Scan the records below. List lines holding "xlabel".

#### [EXCERPTED DATA]
____________
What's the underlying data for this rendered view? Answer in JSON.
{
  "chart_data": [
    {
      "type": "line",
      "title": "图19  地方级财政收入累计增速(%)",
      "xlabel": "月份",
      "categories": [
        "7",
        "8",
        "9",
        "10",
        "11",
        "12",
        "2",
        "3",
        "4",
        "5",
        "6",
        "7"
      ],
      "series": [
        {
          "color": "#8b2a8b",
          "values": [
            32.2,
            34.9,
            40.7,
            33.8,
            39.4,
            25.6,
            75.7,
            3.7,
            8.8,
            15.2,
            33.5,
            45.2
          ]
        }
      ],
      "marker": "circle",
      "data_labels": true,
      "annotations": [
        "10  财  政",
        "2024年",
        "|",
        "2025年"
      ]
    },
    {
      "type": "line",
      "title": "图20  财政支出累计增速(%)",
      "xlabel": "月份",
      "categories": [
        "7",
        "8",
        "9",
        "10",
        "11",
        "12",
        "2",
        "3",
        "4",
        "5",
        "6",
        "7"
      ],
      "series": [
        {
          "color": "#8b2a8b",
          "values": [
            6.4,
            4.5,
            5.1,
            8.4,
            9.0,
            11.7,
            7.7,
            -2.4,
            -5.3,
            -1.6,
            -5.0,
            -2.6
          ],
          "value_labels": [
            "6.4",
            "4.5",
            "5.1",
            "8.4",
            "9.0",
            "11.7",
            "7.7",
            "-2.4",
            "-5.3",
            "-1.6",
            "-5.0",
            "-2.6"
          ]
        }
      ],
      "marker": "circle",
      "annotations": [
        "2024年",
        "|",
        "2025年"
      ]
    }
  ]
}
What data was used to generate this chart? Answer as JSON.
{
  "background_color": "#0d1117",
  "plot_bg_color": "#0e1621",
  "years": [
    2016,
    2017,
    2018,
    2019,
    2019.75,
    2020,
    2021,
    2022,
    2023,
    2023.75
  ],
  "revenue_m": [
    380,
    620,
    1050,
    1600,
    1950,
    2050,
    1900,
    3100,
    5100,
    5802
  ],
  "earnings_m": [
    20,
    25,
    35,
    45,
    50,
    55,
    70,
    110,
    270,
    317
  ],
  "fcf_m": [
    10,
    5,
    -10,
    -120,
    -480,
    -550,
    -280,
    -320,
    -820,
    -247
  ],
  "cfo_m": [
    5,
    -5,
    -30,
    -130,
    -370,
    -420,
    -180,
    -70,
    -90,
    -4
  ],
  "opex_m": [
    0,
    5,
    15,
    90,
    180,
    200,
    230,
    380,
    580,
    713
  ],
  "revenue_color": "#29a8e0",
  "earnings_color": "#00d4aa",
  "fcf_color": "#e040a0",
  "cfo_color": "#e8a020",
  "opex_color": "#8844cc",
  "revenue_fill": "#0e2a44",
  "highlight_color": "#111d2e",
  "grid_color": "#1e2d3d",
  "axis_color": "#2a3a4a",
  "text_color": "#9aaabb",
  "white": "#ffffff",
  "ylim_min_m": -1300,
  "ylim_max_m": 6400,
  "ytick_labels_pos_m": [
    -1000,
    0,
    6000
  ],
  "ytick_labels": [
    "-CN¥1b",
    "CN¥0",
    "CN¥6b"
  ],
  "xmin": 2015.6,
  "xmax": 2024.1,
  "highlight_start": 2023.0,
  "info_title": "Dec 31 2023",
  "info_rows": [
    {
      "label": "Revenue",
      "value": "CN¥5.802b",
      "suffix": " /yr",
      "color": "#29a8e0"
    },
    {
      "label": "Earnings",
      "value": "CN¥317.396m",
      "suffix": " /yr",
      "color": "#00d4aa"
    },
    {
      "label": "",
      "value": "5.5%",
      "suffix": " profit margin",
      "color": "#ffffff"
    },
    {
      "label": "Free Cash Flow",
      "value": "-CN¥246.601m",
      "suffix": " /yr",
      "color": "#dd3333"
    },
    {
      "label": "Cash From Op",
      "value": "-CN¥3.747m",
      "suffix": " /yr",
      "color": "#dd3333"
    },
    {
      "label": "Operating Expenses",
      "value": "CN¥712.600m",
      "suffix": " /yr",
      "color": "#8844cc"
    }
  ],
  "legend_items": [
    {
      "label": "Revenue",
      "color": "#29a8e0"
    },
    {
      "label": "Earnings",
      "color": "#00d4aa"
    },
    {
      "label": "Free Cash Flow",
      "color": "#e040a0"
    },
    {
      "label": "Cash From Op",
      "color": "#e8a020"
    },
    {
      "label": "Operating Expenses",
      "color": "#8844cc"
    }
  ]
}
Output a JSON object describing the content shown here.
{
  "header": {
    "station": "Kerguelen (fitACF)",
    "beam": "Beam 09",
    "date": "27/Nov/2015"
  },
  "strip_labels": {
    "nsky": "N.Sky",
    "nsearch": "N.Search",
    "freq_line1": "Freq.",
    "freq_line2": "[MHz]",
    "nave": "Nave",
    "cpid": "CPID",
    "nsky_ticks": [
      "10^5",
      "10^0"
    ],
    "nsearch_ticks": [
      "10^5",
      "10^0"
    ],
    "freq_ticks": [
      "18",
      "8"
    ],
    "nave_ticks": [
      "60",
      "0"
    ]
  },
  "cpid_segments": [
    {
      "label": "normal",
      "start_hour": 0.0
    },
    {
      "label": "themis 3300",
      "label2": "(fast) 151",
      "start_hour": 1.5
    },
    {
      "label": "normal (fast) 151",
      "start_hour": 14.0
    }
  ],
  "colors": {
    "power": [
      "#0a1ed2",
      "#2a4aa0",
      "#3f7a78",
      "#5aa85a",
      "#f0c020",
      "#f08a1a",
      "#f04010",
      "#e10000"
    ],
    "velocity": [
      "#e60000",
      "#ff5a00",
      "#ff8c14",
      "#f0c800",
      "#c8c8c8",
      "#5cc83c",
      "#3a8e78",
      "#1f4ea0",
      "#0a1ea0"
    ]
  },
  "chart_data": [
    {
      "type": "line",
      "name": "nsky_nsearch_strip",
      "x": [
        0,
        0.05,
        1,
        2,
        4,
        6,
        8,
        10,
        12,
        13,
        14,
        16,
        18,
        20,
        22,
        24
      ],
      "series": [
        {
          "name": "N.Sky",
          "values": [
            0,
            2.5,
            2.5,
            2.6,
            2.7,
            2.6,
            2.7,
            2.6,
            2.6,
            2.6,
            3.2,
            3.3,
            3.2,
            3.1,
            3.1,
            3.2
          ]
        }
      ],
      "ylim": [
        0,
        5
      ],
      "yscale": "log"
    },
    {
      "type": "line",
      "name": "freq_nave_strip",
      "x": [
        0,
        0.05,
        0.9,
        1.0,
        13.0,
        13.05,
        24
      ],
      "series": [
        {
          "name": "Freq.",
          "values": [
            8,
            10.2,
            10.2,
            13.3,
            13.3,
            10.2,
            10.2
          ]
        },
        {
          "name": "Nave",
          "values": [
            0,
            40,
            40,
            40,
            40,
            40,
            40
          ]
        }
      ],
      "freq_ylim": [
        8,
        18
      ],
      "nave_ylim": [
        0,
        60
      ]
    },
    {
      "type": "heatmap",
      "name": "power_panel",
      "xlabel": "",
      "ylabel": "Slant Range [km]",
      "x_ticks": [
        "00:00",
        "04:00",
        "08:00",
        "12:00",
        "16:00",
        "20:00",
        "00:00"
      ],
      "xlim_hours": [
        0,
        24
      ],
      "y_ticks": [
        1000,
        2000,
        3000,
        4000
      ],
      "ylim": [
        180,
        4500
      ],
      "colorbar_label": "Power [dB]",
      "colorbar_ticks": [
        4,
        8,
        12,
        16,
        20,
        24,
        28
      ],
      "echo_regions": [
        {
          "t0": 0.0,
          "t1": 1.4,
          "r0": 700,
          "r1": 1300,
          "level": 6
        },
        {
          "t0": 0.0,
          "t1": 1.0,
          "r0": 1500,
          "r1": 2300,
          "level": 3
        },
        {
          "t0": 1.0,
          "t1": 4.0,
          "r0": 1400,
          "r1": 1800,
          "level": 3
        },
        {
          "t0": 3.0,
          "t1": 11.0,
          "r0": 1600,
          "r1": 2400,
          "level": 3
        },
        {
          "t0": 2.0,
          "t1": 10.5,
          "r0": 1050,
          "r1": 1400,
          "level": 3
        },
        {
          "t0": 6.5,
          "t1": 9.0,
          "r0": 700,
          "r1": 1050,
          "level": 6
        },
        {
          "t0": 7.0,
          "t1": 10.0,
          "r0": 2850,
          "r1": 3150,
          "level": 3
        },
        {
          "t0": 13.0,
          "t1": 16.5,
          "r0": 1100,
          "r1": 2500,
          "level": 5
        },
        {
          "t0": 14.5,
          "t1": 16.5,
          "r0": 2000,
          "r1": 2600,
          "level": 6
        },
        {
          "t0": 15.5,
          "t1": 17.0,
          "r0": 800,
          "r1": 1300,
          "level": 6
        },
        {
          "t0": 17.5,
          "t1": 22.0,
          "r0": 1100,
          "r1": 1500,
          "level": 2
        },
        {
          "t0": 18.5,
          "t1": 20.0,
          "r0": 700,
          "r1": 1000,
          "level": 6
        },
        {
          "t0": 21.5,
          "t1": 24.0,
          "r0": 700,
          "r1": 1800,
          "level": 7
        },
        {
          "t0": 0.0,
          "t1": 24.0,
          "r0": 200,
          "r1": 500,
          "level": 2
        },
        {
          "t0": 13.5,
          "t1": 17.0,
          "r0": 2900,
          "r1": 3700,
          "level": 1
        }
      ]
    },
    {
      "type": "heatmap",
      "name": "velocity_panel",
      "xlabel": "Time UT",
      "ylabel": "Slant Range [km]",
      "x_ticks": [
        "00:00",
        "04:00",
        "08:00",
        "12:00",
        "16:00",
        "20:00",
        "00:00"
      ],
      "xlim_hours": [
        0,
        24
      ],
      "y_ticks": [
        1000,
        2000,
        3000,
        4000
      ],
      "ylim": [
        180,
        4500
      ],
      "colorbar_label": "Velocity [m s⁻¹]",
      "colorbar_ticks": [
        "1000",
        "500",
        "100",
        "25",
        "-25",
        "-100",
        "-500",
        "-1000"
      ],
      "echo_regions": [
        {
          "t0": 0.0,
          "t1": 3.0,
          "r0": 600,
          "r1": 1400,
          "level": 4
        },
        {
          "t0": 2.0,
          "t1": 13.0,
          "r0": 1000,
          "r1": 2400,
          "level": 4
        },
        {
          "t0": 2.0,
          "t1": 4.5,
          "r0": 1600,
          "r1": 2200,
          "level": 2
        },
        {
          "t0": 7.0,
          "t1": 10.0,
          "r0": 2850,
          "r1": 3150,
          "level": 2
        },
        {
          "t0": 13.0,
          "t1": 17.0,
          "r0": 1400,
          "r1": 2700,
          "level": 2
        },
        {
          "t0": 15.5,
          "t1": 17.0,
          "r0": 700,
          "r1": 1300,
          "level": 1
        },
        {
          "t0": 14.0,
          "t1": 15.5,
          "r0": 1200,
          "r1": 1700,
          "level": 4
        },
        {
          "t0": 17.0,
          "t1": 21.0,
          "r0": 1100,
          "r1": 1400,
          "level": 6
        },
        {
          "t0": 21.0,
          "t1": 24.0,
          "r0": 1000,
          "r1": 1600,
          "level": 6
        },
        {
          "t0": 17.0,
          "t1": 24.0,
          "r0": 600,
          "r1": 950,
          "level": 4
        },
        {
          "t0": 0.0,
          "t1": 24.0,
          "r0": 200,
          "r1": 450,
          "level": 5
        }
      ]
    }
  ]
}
____________
#### [THE ANSWER]
      "xlabel": "月份",
      "xlabel": "月份",
      "xlabel": "",
      "xlabel": "Time UT",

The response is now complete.